== Task brief ==
Copy every line from the data below in which the string "Mateusz" can be found.

== Records provided ==
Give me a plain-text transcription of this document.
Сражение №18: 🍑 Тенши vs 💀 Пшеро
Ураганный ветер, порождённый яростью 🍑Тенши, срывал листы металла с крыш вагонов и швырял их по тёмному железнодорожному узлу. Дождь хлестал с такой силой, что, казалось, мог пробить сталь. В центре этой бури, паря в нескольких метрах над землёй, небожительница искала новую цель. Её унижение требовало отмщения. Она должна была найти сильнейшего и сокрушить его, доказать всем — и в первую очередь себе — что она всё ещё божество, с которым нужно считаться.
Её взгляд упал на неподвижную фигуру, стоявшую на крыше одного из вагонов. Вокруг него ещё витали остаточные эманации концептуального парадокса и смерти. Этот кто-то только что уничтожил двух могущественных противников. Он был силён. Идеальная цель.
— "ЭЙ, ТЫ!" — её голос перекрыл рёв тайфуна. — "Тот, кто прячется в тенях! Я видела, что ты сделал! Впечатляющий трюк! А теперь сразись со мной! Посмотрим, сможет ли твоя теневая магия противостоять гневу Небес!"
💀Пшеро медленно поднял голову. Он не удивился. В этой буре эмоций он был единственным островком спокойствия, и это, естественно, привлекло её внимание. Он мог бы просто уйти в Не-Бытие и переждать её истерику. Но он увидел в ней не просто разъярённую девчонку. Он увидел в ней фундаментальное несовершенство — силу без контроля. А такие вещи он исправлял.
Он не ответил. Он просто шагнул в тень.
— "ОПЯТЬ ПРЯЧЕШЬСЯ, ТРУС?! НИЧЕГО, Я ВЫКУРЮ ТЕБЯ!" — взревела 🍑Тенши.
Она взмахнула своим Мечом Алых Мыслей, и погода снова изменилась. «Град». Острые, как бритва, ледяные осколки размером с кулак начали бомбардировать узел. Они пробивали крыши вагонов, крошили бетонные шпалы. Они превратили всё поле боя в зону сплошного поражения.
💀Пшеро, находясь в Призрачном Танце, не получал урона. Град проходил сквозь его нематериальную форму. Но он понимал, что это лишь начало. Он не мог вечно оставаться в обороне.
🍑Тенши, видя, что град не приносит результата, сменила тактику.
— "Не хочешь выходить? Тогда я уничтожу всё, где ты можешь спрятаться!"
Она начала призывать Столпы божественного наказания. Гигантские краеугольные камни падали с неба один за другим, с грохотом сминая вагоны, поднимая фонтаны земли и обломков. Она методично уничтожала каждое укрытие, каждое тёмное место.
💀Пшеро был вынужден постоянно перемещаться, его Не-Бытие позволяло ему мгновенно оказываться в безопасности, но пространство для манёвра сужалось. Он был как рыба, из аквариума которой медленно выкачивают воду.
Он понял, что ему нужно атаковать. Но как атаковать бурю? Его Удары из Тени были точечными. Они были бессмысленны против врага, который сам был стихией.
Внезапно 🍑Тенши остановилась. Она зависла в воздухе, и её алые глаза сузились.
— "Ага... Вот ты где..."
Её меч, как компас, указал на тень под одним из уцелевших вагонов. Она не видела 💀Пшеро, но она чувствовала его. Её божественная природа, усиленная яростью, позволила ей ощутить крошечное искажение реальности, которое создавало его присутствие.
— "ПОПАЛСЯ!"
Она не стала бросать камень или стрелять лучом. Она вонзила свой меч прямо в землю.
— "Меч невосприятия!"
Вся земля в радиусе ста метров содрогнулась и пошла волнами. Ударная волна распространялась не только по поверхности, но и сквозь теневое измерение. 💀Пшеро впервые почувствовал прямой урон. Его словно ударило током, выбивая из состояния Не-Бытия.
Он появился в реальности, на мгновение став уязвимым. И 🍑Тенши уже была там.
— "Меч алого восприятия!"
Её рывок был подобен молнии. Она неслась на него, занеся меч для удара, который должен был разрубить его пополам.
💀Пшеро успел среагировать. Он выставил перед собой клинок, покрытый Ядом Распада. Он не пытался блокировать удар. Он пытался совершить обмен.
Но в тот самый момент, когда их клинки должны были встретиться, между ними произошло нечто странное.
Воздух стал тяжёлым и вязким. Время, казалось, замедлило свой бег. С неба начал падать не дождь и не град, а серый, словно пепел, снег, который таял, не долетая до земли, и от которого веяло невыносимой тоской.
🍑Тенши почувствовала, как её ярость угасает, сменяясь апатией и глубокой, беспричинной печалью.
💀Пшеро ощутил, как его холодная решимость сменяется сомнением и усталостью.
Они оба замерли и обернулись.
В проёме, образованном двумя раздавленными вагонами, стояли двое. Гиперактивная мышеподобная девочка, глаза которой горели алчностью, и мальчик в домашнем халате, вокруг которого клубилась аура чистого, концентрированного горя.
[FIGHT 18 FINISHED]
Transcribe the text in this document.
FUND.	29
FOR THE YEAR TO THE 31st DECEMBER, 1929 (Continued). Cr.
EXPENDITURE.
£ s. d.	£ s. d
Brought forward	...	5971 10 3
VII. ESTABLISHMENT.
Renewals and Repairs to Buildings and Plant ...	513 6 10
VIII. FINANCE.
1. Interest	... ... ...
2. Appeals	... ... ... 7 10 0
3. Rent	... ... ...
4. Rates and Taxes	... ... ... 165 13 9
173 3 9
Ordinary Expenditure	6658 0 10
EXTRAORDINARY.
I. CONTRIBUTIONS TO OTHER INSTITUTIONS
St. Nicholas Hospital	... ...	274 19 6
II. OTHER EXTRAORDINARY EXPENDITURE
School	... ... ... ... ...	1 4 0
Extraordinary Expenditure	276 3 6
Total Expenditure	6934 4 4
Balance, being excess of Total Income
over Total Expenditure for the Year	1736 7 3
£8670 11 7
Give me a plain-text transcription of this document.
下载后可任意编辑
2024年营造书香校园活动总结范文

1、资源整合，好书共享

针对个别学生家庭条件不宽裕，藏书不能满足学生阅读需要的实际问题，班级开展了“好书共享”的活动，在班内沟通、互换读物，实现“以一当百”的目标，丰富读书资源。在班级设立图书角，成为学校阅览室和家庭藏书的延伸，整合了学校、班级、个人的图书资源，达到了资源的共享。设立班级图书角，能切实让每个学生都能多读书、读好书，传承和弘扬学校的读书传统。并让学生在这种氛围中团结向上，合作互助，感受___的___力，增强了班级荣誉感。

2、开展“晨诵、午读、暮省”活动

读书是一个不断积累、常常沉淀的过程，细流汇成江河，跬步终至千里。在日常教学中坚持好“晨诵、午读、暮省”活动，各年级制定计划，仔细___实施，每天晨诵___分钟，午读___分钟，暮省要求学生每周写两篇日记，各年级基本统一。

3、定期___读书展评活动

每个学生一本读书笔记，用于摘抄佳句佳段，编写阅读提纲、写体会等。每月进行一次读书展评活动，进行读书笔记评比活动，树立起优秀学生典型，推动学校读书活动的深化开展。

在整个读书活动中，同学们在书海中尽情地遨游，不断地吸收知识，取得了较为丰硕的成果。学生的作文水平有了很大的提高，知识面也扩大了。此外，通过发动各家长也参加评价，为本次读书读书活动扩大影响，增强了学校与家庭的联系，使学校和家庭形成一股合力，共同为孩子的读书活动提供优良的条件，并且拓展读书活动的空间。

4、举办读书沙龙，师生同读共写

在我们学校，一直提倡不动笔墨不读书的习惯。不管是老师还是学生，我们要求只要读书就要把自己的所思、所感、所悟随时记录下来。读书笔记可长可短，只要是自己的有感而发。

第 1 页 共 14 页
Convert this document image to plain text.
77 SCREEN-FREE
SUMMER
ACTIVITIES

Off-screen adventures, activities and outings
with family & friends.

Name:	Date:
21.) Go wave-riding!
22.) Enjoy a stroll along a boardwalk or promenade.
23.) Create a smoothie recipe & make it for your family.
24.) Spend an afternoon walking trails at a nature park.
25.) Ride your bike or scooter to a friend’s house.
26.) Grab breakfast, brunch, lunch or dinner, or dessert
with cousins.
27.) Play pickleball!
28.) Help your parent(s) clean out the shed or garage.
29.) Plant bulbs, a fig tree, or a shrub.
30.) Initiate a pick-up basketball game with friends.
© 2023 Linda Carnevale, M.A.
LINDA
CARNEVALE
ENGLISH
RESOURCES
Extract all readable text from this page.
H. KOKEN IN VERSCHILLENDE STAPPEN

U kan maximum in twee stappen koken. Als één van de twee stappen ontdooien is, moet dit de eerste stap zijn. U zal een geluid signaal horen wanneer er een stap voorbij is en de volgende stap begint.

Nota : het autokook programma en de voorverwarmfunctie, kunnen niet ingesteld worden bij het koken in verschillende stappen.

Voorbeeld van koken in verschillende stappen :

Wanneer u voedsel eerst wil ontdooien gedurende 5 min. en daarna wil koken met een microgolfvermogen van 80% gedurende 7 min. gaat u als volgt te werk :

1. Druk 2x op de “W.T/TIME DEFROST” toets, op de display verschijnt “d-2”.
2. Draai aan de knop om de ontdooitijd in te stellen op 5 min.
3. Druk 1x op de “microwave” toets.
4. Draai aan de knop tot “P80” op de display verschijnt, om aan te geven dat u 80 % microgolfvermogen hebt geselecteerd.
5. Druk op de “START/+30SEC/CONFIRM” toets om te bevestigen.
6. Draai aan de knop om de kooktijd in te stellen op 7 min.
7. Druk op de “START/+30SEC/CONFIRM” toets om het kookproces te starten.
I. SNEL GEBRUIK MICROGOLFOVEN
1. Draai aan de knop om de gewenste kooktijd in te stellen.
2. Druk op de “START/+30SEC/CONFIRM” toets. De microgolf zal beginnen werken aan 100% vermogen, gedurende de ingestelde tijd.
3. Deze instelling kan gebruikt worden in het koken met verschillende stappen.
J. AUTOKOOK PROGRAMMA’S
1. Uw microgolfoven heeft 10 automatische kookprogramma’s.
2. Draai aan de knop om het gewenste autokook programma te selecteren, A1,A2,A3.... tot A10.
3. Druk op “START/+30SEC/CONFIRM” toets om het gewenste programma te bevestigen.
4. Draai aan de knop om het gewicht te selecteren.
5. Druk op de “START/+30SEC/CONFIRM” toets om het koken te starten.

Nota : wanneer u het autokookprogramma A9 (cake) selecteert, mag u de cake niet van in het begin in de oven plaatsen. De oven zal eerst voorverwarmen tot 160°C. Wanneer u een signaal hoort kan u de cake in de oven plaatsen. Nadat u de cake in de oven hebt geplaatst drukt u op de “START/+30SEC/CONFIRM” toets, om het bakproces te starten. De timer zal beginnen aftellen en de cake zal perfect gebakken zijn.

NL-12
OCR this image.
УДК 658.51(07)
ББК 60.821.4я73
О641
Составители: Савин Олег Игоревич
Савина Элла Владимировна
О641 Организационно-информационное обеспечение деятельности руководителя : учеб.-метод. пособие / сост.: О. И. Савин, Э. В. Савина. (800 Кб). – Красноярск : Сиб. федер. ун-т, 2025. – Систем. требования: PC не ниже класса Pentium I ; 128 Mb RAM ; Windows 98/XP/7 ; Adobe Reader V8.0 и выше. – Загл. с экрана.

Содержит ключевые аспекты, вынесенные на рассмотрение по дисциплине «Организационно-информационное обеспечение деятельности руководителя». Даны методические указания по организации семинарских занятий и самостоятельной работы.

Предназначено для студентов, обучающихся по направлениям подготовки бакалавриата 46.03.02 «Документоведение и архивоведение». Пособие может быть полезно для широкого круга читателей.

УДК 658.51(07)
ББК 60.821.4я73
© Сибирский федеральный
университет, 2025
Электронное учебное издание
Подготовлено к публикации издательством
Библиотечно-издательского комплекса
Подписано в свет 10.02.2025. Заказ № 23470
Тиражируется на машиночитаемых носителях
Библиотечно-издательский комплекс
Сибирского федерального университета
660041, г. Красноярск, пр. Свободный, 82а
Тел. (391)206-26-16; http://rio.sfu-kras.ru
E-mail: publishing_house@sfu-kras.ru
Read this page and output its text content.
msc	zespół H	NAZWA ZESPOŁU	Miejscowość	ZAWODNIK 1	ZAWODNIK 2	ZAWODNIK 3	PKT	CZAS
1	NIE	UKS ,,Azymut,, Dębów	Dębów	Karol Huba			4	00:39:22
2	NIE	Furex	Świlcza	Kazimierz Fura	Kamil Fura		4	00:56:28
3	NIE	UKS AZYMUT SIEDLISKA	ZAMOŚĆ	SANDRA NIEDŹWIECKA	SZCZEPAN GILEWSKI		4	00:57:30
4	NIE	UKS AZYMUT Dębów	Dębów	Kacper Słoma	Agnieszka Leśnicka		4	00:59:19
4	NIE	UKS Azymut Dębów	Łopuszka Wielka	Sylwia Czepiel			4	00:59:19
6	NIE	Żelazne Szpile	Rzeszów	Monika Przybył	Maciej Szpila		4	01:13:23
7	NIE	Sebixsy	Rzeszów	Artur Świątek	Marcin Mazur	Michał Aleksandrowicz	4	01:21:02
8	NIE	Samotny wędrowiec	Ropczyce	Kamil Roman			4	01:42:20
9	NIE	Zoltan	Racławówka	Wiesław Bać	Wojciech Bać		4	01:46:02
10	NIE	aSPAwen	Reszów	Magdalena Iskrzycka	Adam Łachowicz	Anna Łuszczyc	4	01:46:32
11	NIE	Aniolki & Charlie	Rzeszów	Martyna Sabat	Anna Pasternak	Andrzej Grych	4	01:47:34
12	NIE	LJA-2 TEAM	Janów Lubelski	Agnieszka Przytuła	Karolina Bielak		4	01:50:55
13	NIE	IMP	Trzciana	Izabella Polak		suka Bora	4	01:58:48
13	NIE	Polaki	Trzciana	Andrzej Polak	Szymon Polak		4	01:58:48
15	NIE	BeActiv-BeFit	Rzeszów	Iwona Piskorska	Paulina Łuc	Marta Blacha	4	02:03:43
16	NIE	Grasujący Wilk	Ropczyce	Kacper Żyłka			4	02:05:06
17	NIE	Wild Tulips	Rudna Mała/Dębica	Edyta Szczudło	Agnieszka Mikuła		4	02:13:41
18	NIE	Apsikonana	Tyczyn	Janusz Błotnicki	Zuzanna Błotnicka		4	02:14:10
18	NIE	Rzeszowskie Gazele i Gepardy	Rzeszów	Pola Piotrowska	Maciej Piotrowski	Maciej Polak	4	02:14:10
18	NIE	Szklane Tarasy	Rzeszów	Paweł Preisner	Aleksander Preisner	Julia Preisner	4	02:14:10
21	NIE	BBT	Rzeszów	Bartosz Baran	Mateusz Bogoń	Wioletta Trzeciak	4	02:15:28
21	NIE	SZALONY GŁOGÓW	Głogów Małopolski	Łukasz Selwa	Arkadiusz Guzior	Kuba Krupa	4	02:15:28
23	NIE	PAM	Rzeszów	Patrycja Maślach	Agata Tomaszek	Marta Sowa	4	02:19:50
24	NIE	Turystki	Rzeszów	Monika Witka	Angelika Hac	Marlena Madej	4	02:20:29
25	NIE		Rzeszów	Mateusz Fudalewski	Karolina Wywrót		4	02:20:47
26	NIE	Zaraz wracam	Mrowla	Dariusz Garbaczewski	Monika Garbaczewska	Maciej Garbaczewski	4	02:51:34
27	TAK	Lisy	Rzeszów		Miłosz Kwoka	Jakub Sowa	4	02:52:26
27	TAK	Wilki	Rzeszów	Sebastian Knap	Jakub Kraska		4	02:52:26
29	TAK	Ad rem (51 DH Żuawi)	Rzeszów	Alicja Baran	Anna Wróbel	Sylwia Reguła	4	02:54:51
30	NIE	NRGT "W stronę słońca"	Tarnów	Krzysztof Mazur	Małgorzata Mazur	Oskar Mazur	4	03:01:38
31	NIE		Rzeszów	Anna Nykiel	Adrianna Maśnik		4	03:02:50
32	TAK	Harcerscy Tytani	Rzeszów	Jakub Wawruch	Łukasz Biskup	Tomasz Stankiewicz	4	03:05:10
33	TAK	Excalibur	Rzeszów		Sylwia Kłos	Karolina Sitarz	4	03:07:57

== Exercise answer ==
21	NIE	BBT	Rzeszów	Bartosz Baran	Mateusz Bogoń	Wioletta Trzeciak	4	02:15:28
25	NIE		Rzeszów	Mateusz Fudalewski	Karolina Wywrót		4	02:20:47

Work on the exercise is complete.